> [What you are asked to do]: Quote the data below in full, please, without altering anything.

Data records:
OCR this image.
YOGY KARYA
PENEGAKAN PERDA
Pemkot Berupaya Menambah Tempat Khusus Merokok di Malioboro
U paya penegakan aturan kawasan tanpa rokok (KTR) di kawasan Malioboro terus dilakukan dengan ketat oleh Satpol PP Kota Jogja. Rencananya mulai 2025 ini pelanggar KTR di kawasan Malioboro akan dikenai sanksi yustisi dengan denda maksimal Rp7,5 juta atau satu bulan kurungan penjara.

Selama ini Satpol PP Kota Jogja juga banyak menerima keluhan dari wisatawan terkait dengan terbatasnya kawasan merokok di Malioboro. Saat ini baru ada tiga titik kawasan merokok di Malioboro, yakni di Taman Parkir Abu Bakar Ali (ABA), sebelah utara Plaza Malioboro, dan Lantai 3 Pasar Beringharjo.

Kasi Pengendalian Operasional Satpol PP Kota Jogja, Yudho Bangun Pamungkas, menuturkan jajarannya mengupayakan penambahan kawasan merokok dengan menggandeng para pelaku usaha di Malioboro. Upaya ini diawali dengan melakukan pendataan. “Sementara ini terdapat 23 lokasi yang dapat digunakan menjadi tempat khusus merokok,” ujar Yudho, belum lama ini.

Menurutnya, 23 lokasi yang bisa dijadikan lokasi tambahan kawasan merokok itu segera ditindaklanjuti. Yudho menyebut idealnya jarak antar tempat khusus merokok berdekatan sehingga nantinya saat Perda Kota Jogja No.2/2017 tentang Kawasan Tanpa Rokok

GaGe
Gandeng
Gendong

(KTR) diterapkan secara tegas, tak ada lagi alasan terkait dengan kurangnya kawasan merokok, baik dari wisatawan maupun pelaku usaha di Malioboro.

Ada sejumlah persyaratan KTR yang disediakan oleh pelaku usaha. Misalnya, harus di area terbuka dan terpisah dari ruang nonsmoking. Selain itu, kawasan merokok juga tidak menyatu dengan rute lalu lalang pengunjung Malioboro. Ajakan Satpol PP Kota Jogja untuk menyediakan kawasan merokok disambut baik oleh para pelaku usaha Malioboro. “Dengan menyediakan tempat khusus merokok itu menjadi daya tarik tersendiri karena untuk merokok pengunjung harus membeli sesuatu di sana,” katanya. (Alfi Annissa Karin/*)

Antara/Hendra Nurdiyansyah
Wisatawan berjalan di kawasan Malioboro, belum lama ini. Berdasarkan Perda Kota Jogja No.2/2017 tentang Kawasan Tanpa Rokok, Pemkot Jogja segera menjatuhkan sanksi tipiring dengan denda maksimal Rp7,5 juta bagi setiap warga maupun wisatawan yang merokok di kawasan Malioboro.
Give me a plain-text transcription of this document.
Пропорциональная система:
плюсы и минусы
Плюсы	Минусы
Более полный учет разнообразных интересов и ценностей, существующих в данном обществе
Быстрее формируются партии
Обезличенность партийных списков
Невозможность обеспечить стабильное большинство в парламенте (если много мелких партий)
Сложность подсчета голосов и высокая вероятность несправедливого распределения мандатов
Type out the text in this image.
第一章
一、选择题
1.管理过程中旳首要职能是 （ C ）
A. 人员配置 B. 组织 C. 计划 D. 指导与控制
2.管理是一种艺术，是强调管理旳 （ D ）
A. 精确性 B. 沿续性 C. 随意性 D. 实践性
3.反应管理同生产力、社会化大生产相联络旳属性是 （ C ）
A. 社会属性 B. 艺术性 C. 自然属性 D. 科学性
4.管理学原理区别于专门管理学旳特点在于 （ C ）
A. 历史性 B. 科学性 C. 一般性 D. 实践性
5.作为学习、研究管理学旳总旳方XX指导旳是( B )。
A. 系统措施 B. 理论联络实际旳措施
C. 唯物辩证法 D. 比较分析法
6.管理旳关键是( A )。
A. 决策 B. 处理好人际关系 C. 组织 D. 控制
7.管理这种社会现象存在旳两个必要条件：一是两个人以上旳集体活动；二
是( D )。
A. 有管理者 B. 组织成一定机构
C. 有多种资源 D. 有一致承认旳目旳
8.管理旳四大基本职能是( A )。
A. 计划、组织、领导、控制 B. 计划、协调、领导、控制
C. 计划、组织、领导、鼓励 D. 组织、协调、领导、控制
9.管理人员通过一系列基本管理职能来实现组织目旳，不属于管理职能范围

> [Exercise solution]:
OCR this image.
YOGY KARYA
PENEGAKAN PERDA
Pemkot Berupaya Menambah Tempat Khusus Merokok di Malioboro
U paya penegakan aturan kawasan tanpa rokok (KTR) di kawasan Malioboro terus dilakukan dengan ketat oleh Satpol PP Kota Jogja. Rencananya mulai 2025 ini pelanggar KTR di kawasan Malioboro akan dikenai sanksi yustisi dengan denda maksimal Rp7,5 juta atau satu bulan kurungan penjara.

Selama ini Satpol PP Kota Jogja juga banyak menerima keluhan dari wisatawan terkait dengan terbatasnya kawasan merokok di Malioboro. Saat ini baru ada tiga titik kawasan merokok di Malioboro, yakni di Taman Parkir Abu Bakar Ali (ABA), sebelah utara Plaza Malioboro, dan Lantai 3 Pasar Beringharjo.

Kasi Pengendalian Operasional Satpol PP Kota Jogja, Yudho Bangun Pamungkas, menuturkan jajarannya mengupayakan penambahan kawasan merokok dengan menggandeng para pelaku usaha di Malioboro. Upaya ini diawali dengan melakukan pendataan. “Sementara ini terdapat 23 lokasi yang dapat digunakan menjadi tempat khusus merokok,” ujar Yudho, belum lama ini.

Menurutnya, 23 lokasi yang bisa dijadikan lokasi tambahan kawasan merokok itu segera ditindaklanjuti. Yudho menyebut idealnya jarak antar tempat khusus merokok berdekatan sehingga nantinya saat Perda Kota Jogja No.2/2017 tentang Kawasan Tanpa Rokok

GaGe
Gandeng
Gendong

(KTR) diterapkan secara tegas, tak ada lagi alasan terkait dengan kurangnya kawasan merokok, baik dari wisatawan maupun pelaku usaha di Malioboro.

Ada sejumlah persyaratan KTR yang disediakan oleh pelaku usaha. Misalnya, harus di area terbuka dan terpisah dari ruang nonsmoking. Selain itu, kawasan merokok juga tidak menyatu dengan rute lalu lalang pengunjung Malioboro. Ajakan Satpol PP Kota Jogja untuk menyediakan kawasan merokok disambut baik oleh para pelaku usaha Malioboro. “Dengan menyediakan tempat khusus merokok itu menjadi daya tarik tersendiri karena untuk merokok pengunjung harus membeli sesuatu di sana,” katanya. (Alfi Annissa Karin/*)

Antara/Hendra Nurdiyansyah
Wisatawan berjalan di kawasan Malioboro, belum lama ini. Berdasarkan Perda Kota Jogja No.2/2017 tentang Kawasan Tanpa Rokok, Pemkot Jogja segera menjatuhkan sanksi tipiring dengan denda maksimal Rp7,5 juta bagi setiap warga maupun wisatawan yang merokok di kawasan Malioboro.
Give me a plain-text transcription of this document.
Пропорциональная система:
плюсы и минусы
Плюсы	Минусы
Более полный учет разнообразных интересов и ценностей, существующих в данном обществе
Быстрее формируются партии
Обезличенность партийных списков
Невозможность обеспечить стабильное большинство в парламенте (если много мелких партий)
Сложность подсчета голосов и высокая вероятность несправедливого распределения мандатов
Type out the text in this image.
第一章
一、选择题
1.管理过程中旳首要职能是 （ C ）
A. 人员配置 B. 组织 C. 计划 D. 指导与控制
2.管理是一种艺术，是强调管理旳 （ D ）
A. 精确性 B. 沿续性 C. 随意性 D. 实践性
3.反应管理同生产力、社会化大生产相联络旳属性是 （ C ）
A. 社会属性 B. 艺术性 C. 自然属性 D. 科学性
4.管理学原理区别于专门管理学旳特点在于 （ C ）
A. 历史性 B. 科学性 C. 一般性 D. 实践性
5.作为学习、研究管理学旳总旳方XX指导旳是( B )。
A. 系统措施 B. 理论联络实际旳措施
C. 唯物辩证法 D. 比较分析法
6.管理旳关键是( A )。
A. 决策 B. 处理好人际关系 C. 组织 D. 控制
7.管理这种社会现象存在旳两个必要条件：一是两个人以上旳集体活动；二
是( D )。
A. 有管理者 B. 组织成一定机构
C. 有多种资源 D. 有一致承认旳目旳
8.管理旳四大基本职能是( A )。
A. 计划、组织、领导、控制 B. 计划、协调、领导、控制
C. 计划、组织、领导、鼓励 D. 组织、协调、领导、控制
9.管理人员通过一系列基本管理职能来实现组织目旳，不属于管理职能范围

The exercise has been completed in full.